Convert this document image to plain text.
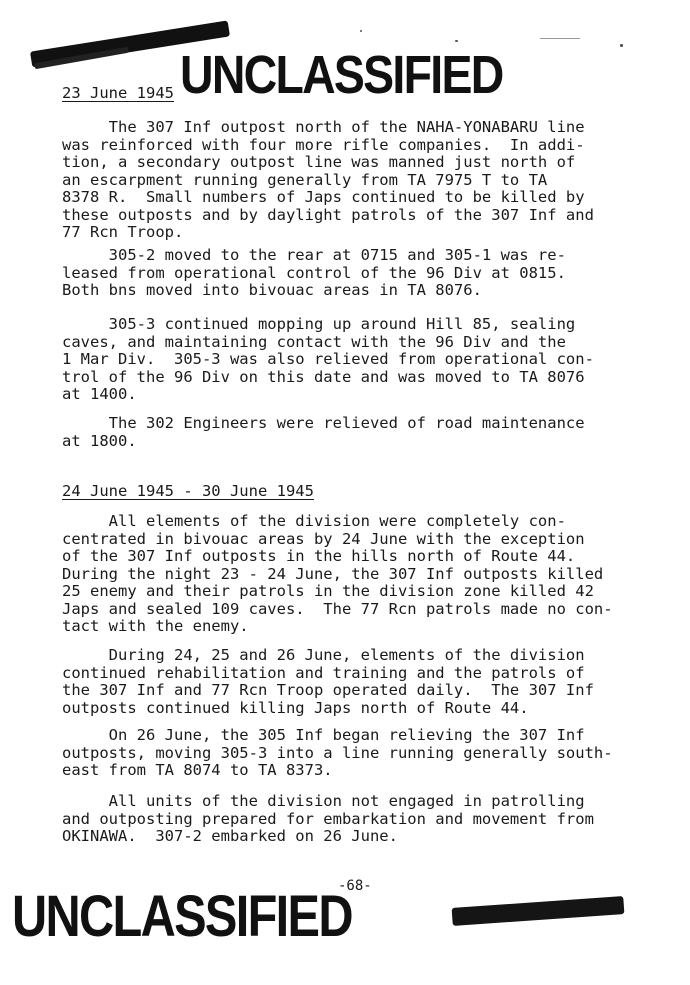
UNCLASSIFIED
23 June 1945
The 307 Inf outpost north of the NAHA-YONABARU line
was reinforced with four more rifle companies.  In addi-
tion, a secondary outpost line was manned just north of
an escarpment running generally from TA 7975 T to TA
8378 R.  Small numbers of Japs continued to be killed by
these outposts and by daylight patrols of the 307 Inf and
77 Rcn Troop.
305-2 moved to the rear at 0715 and 305-1 was re-
leased from operational control of the 96 Div at 0815.
Both bns moved into bivouac areas in TA 8076.
305-3 continued mopping up around Hill 85, sealing
caves, and maintaining contact with the 96 Div and the
1 Mar Div.  305-3 was also relieved from operational con-
trol of the 96 Div on this date and was moved to TA 8076
at 1400.
The 302 Engineers were relieved of road maintenance
at 1800.
24 June 1945 - 30 June 1945
All elements of the division were completely con-
centrated in bivouac areas by 24 June with the exception
of the 307 Inf outposts in the hills north of Route 44.
During the night 23 - 24 June, the 307 Inf outposts killed
25 enemy and their patrols in the division zone killed 42
Japs and sealed 109 caves.  The 77 Rcn patrols made no con-
tact with the enemy.
During 24, 25 and 26 June, elements of the division
continued rehabilitation and training and the patrols of
the 307 Inf and 77 Rcn Troop operated daily.  The 307 Inf
outposts continued killing Japs north of Route 44.
On 26 June, the 305 Inf began relieving the 307 Inf
outposts, moving 305-3 into a line running generally south-
east from TA 8074 to TA 8373.
All units of the division not engaged in patrolling
and outposting prepared for embarkation and movement from
OKINAWA.  307-2 embarked on 26 June.
-68-
UNCLASSIFIED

○ ○ ○ ○ ○ ○ ○

## [Exercise prompt]
Return the full material word for word. Do not include the pictures.

## [Exercise response]
Convert this document image to plain text.
UNCLASSIFIED
23 June 1945
The 307 Inf outpost north of the NAHA-YONABARU line
was reinforced with four more rifle companies.  In addi-
tion, a secondary outpost line was manned just north of
an escarpment running generally from TA 7975 T to TA
8378 R.  Small numbers of Japs continued to be killed by
these outposts and by daylight patrols of the 307 Inf and
77 Rcn Troop.
305-2 moved to the rear at 0715 and 305-1 was re-
leased from operational control of the 96 Div at 0815.
Both bns moved into bivouac areas in TA 8076.
305-3 continued mopping up around Hill 85, sealing
caves, and maintaining contact with the 96 Div and the
1 Mar Div.  305-3 was also relieved from operational con-
trol of the 96 Div on this date and was moved to TA 8076
at 1400.
The 302 Engineers were relieved of road maintenance
at 1800.
24 June 1945 - 30 June 1945
All elements of the division were completely con-
centrated in bivouac areas by 24 June with the exception
of the 307 Inf outposts in the hills north of Route 44.
During the night 23 - 24 June, the 307 Inf outposts killed
25 enemy and their patrols in the division zone killed 42
Japs and sealed 109 caves.  The 77 Rcn patrols made no con-
tact with the enemy.
During 24, 25 and 26 June, elements of the division
continued rehabilitation and training and the patrols of
the 307 Inf and 77 Rcn Troop operated daily.  The 307 Inf
outposts continued killing Japs north of Route 44.
On 26 June, the 305 Inf began relieving the 307 Inf
outposts, moving 305-3 into a line running generally south-
east from TA 8074 to TA 8373.
All units of the division not engaged in patrolling
and outposting prepared for embarkation and movement from
OKINAWA.  307-2 embarked on 26 June.
-68-
UNCLASSIFIED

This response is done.